● **Short problem**
Locate every line below that contains the word "color" and copy it.

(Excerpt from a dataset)

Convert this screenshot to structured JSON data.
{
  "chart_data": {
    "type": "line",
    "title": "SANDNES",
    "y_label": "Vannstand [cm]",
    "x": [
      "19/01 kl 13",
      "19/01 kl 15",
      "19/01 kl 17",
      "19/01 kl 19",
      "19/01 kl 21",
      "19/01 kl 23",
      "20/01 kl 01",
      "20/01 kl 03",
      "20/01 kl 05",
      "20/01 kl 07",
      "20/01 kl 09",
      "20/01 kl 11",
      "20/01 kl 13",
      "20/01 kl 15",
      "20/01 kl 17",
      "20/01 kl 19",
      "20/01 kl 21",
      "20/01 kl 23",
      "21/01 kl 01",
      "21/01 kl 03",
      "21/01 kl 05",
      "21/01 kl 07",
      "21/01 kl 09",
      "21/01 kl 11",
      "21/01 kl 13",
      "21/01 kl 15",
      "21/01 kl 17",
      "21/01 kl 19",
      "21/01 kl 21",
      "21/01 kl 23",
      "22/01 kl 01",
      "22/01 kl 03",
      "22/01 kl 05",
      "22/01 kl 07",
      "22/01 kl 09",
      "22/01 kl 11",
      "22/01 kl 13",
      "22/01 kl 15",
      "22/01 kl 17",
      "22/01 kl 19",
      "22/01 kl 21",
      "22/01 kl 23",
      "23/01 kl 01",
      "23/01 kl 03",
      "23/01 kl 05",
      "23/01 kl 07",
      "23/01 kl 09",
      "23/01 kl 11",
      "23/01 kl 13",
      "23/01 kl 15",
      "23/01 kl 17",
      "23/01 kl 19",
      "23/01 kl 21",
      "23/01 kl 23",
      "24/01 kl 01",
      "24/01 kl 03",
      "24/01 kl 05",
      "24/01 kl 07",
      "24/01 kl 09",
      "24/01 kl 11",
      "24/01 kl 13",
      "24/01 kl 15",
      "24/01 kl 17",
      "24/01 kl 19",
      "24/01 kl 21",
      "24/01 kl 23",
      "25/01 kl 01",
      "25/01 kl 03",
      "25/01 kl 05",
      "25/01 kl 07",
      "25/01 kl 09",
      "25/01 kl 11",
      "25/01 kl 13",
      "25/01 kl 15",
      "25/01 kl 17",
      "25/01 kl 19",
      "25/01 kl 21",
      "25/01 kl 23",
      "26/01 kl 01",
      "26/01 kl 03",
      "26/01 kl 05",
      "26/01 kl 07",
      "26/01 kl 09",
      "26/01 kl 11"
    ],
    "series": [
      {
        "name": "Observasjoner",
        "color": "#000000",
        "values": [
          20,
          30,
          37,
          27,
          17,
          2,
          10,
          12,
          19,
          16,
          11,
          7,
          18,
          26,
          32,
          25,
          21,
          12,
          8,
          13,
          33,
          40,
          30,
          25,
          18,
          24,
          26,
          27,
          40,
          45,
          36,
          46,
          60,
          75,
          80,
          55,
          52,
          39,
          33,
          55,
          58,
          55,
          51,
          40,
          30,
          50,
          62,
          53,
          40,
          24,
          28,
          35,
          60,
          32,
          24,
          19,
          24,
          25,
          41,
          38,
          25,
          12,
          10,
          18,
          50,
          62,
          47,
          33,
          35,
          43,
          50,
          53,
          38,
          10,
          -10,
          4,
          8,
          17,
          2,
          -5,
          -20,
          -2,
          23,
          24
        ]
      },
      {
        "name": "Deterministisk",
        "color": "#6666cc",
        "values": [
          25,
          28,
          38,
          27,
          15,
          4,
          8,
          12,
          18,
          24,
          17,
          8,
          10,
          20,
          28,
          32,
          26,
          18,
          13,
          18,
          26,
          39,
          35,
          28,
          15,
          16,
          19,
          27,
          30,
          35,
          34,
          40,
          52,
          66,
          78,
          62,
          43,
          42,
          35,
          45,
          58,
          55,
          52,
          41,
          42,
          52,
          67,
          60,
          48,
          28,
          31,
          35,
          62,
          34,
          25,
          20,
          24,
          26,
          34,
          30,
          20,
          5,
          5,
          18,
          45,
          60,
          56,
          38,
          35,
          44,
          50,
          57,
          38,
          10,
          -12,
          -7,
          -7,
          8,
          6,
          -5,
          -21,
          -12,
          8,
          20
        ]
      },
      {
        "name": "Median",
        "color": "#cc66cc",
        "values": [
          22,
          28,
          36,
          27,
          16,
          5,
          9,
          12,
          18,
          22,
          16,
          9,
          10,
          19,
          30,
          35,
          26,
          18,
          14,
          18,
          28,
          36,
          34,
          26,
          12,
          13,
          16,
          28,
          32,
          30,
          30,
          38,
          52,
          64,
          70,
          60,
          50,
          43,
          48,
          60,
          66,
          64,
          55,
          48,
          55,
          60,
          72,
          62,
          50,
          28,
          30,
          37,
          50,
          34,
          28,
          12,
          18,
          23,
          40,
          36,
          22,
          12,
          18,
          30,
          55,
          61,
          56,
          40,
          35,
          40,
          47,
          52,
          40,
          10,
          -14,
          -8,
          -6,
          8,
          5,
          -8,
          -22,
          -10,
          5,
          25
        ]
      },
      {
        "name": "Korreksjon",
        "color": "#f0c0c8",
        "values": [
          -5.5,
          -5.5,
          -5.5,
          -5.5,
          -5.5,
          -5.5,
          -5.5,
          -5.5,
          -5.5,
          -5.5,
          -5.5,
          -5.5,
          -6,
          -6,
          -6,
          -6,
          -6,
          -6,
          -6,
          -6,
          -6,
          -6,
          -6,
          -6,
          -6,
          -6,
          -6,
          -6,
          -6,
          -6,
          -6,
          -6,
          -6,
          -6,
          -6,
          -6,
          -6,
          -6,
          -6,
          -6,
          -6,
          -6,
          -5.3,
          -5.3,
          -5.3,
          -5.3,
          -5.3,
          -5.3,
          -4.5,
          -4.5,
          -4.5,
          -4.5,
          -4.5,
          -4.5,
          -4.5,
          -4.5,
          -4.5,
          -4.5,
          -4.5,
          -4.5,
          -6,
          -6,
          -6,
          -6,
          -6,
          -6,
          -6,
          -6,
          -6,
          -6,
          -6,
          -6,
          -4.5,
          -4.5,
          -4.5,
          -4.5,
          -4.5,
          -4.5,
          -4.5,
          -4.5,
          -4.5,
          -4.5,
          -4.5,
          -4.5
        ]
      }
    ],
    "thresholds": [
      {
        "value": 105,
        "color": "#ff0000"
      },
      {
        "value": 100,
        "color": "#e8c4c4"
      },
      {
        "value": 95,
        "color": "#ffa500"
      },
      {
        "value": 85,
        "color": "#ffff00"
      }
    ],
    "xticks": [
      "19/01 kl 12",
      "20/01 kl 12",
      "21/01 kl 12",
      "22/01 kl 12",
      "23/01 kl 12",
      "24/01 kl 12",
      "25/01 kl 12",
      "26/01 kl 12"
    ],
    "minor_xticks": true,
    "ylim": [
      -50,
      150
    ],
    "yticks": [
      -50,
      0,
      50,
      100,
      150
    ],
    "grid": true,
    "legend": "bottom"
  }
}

● **Result of this exercise**
        "color": "#000000",
        "color": "#6666cc",
        "color": "#cc66cc",
        "color": "#f0c0c8",
        "color": "#ff0000"
        "color": "#e8c4c4"
        "color": "#ffa500"
        "color": "#ffff00"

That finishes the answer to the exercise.